- **What to do**
Set down the material below word for word, excluding the pictures.

── Listed records ──

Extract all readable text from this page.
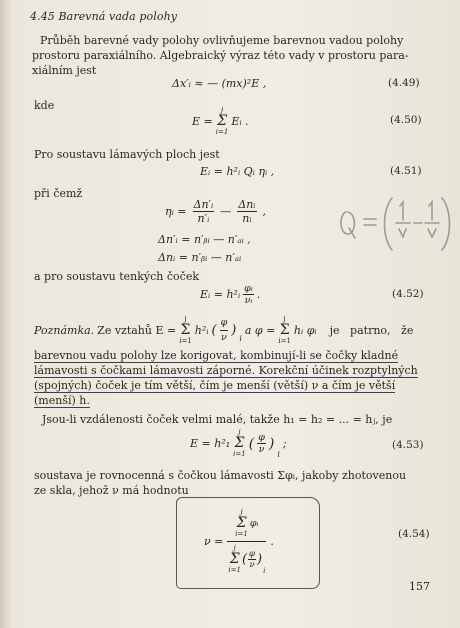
4.45 Barevná vada polohy
Průběh barevné vady polohy ovlivňujeme barevnou vadou polohy
prostoru paraxiálního. Algebraický výraz této vady v prostoru para-
xiálním jest
Δx′ᵢ ≈ — (mx)²E ,	(4.49)
kde
E =
j
Σ
i=1
Eᵢ .	(4.50)
Pro soustavu lámavých ploch jest
Eᵢ = h²ᵢ Qᵢ ηᵢ ,	(4.51)
při čemž
ηᵢ = $\frac{\text{Δn′ᵢ}}{\text{n′ᵢ}}$ — $\frac{\text{Δnᵢ}}{\text{nᵢ}}$ ,
Δn′ᵢ = n′ᵦᵢ — n′ₐᵢ ,
Δnᵢ = n′ᵦᵢ — n′ₐᵢ
a pro soustavu tenkých čoček
Eᵢ = h²ᵢ $\frac{\text{φᵢ}}{\text{νᵢ}}$ .	(4.52)
Poznámka. Ze vztahů E =
j
Σ
i=1
h²ᵢ ( $\frac{\varphi}{\nu}$ )
i
a φ =
j
Σ
i=1
hᵢ φᵢ je patrno, že
barevnou vadu polohy lze korigovat, kombinují-li se čočky kladné
lámavosti s čočkami lámavosti záporné. Korekční účinek rozptylných
(spojných) čoček je tím větší, čím je menší (větší) ν a čím je větší
(menší) h.
Jsou-li vzdálenosti čoček velmi malé, takže h₁ = h₂ = ... = hⱼ, je
E = h²₁
j
Σ
i=1
( $\frac{\varphi}{\nu}$ )
i
;	(4.53)
soustava je rovnocenná s čočkou lámavosti Σφᵢ, jakoby zhotovenou
ze skla, jehož ν má hodnotu
ν =
j
Σ
i=1
φᵢ
j
Σ
i=1
( $\frac{\varphi}{\nu}$ )
i
.
(4.54)
157
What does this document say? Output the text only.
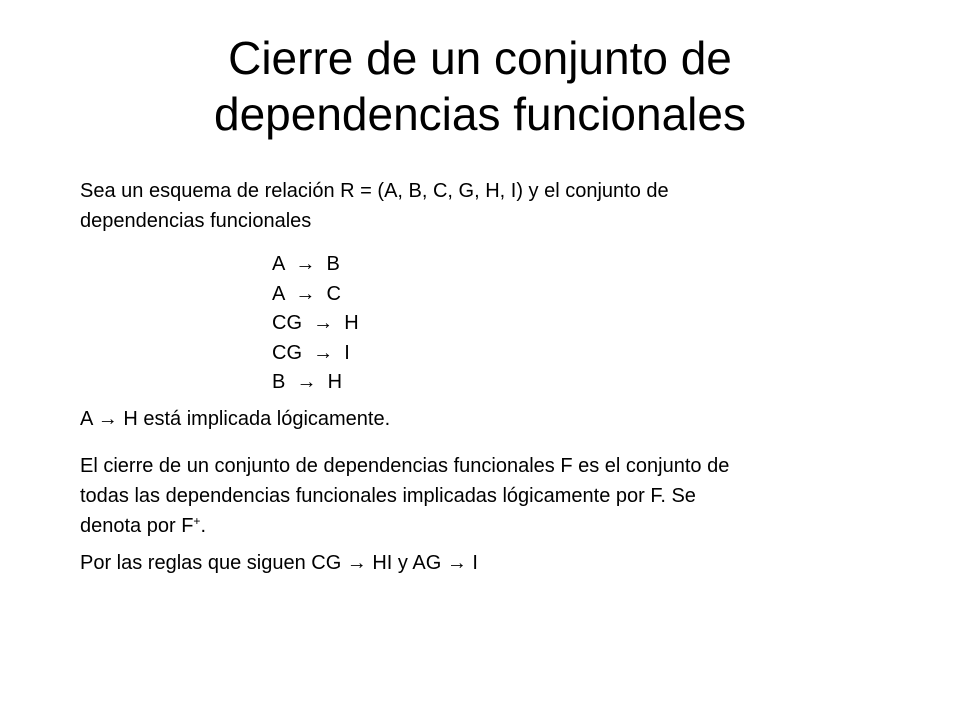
Cierre de un conjunto de
dependencias funcionales

Sea un esquema de relación R = (A, B, C, G, H, I) y el conjunto de
dependencias funcionales

A  →  B
A  →  C
CG  →  H
CG  →  I
B  →  H

A → H está implicada lógicamente.

El cierre de un conjunto de dependencias funcionales F es el conjunto de
todas las dependencias funcionales implicadas lógicamente por F. Se
denota por F+.

Por las reglas que siguen CG → HI y AG → I
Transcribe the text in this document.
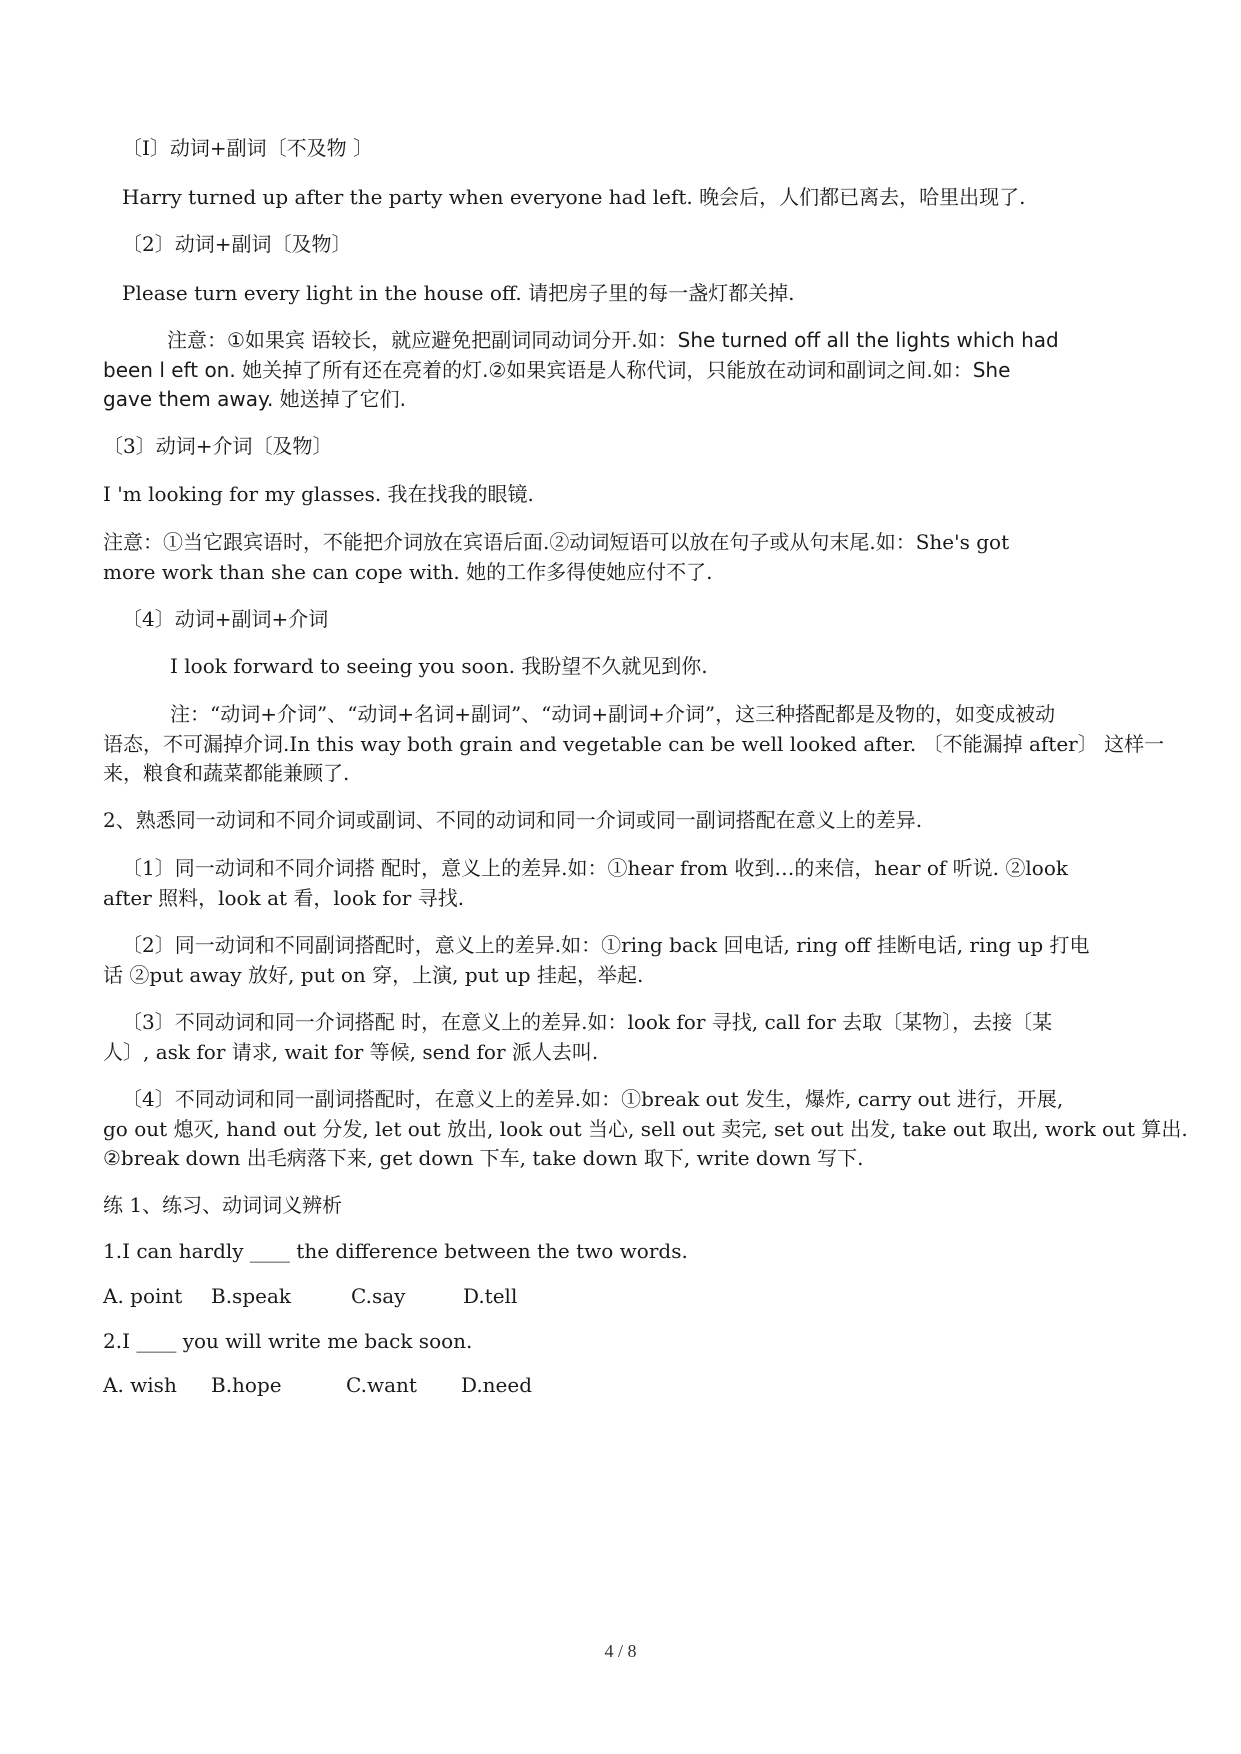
〔I〕动词+副词〔不及物 〕
Harry turned up after the party when everyone had left. 晚会后，人们都已离去，哈里出现了.
〔2〕动词+副词〔及物〕
Please turn every light in the house off. 请把房子里的每一盏灯都关掉.
注意：①如果宾 语较长，就应避免把副词同动词分开.如：She turned off all the lights which had
been l eft on. 她关掉了所有还在亮着的灯.②如果宾语是人称代词，只能放在动词和副词之间.如：She
gave them away. 她送掉了它们.
〔3〕动词+介词〔及物〕
I 'm looking for my glasses. 我在找我的眼镜.
注意：①当它跟宾语时，不能把介词放在宾语后面.②动词短语可以放在句子或从句末尾.如：She's got
more work than she can cope with. 她的工作多得使她应付不了.
〔4〕动词+副词+介词
I look forward to seeing you soon. 我盼望不久就见到你.
注：“动词+介词”、“动词+名词+副词”、“动词+副词+介词”，这三种搭配都是及物的，如变成被动
语态，不可漏掉介词.In this way both grain and vegetable can be well looked after. 〔不能漏掉 after〕 这样一
来，粮食和蔬菜都能兼顾了.
2、熟悉同一动词和不同介词或副词、不同的动词和同一介词或同一副词搭配在意义上的差异.
〔1〕同一动词和不同介词搭 配时，意义上的差异.如：①hear from 收到…的来信，hear of 听说. ②look
after 照料，look at 看，look for 寻找.
〔2〕同一动词和不同副词搭配时，意义上的差异.如：①ring back 回电话, ring off 挂断电话, ring up 打电
话 ②put away 放好, put on 穿，上演, put up 挂起，举起.
〔3〕不同动词和同一介词搭配 时，在意义上的差异.如：look for 寻找, call for 去取〔某物〕，去接〔某
人〕, ask for 请求, wait for 等候, send for 派人去叫.
〔4〕不同动词和同一副词搭配时，在意义上的差异.如：①break out 发生，爆炸, carry out 进行，开展,
go out 熄灭, hand out 分发, let out 放出, look out 当心, sell out 卖完, set out 出发, take out 取出, work out 算出.
②break down 出毛病落下来, get down 下车, take down 取下, write down 写下.
练 1、练习、动词词义辨析
1.I can hardly ____ the difference between the two words.
A. point B.speak	C.say	D.tell
2.I ____ you will write me back soon.
A. wish B.hope	C.want D.need
4 / 8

───

- **Response**
Extract all readable text from this page.
4.45 Barevná vada polohy
Průběh barevné vady polohy ovlivňujeme barevnou vadou polohy
prostoru paraxiálního. Algebraický výraz této vady v prostoru para-
xiálním jest
Δx′ᵢ ≈ — (mx)²E ,	(4.49)
kde
E =
j
Σ
i=1
Eᵢ .	(4.50)
Pro soustavu lámavých ploch jest
Eᵢ = h²ᵢ Qᵢ ηᵢ ,	(4.51)
při čemž
ηᵢ = $\frac{\text{Δn′ᵢ}}{\text{n′ᵢ}}$ — $\frac{\text{Δnᵢ}}{\text{nᵢ}}$ ,
Δn′ᵢ = n′ᵦᵢ — n′ₐᵢ ,
Δnᵢ = n′ᵦᵢ — n′ₐᵢ
a pro soustavu tenkých čoček
Eᵢ = h²ᵢ $\frac{\text{φᵢ}}{\text{νᵢ}}$ .	(4.52)
Poznámka. Ze vztahů E =
j
Σ
i=1
h²ᵢ ( $\frac{\varphi}{\nu}$ )
i
a φ =
j
Σ
i=1
hᵢ φᵢ je patrno, že
barevnou vadu polohy lze korigovat, kombinují-li se čočky kladné
lámavosti s čočkami lámavosti záporné. Korekční účinek rozptylných
(spojných) čoček je tím větší, čím je menší (větší) ν a čím je větší
(menší) h.
Jsou-li vzdálenosti čoček velmi malé, takže h₁ = h₂ = ... = hⱼ, je
E = h²₁
j
Σ
i=1
( $\frac{\varphi}{\nu}$ )
i
;	(4.53)
soustava je rovnocenná s čočkou lámavosti Σφᵢ, jakoby zhotovenou
ze skla, jehož ν má hodnotu
ν =
j
Σ
i=1
φᵢ
j
Σ
i=1
( $\frac{\varphi}{\nu}$ )
i
.
(4.54)
157
What does this document say? Output the text only.
Cierre de un conjunto de
dependencias funcionales

Sea un esquema de relación R = (A, B, C, G, H, I) y el conjunto de
dependencias funcionales

A  →  B
A  →  C
CG  →  H
CG  →  I
B  →  H

A → H está implicada lógicamente.

El cierre de un conjunto de dependencias funcionales F es el conjunto de
todas las dependencias funcionales implicadas lógicamente por F. Se
denota por F+.

Por las reglas que siguen CG → HI y AG → I
Transcribe the text in this document.
〔I〕动词+副词〔不及物 〕
Harry turned up after the party when everyone had left. 晚会后，人们都已离去，哈里出现了.
〔2〕动词+副词〔及物〕
Please turn every light in the house off. 请把房子里的每一盏灯都关掉.
注意：①如果宾 语较长，就应避免把副词同动词分开.如：She turned off all the lights which had
been l eft on. 她关掉了所有还在亮着的灯.②如果宾语是人称代词，只能放在动词和副词之间.如：She
gave them away. 她送掉了它们.
〔3〕动词+介词〔及物〕
I 'm looking for my glasses. 我在找我的眼镜.
注意：①当它跟宾语时，不能把介词放在宾语后面.②动词短语可以放在句子或从句末尾.如：She's got
more work than she can cope with. 她的工作多得使她应付不了.
〔4〕动词+副词+介词
I look forward to seeing you soon. 我盼望不久就见到你.
注：“动词+介词”、“动词+名词+副词”、“动词+副词+介词”，这三种搭配都是及物的，如变成被动
语态，不可漏掉介词.In this way both grain and vegetable can be well looked after. 〔不能漏掉 after〕 这样一
来，粮食和蔬菜都能兼顾了.
2、熟悉同一动词和不同介词或副词、不同的动词和同一介词或同一副词搭配在意义上的差异.
〔1〕同一动词和不同介词搭 配时，意义上的差异.如：①hear from 收到…的来信，hear of 听说. ②look
after 照料，look at 看，look for 寻找.
〔2〕同一动词和不同副词搭配时，意义上的差异.如：①ring back 回电话, ring off 挂断电话, ring up 打电
话 ②put away 放好, put on 穿，上演, put up 挂起，举起.
〔3〕不同动词和同一介词搭配 时，在意义上的差异.如：look for 寻找, call for 去取〔某物〕，去接〔某
人〕, ask for 请求, wait for 等候, send for 派人去叫.
〔4〕不同动词和同一副词搭配时，在意义上的差异.如：①break out 发生，爆炸, carry out 进行，开展,
go out 熄灭, hand out 分发, let out 放出, look out 当心, sell out 卖完, set out 出发, take out 取出, work out 算出.
②break down 出毛病落下来, get down 下车, take down 取下, write down 写下.
练 1、练习、动词词义辨析
1.I can hardly ____ the difference between the two words.
A. point B.speak	C.say	D.tell
2.I ____ you will write me back soon.
A. wish B.hope	C.want D.need
4 / 8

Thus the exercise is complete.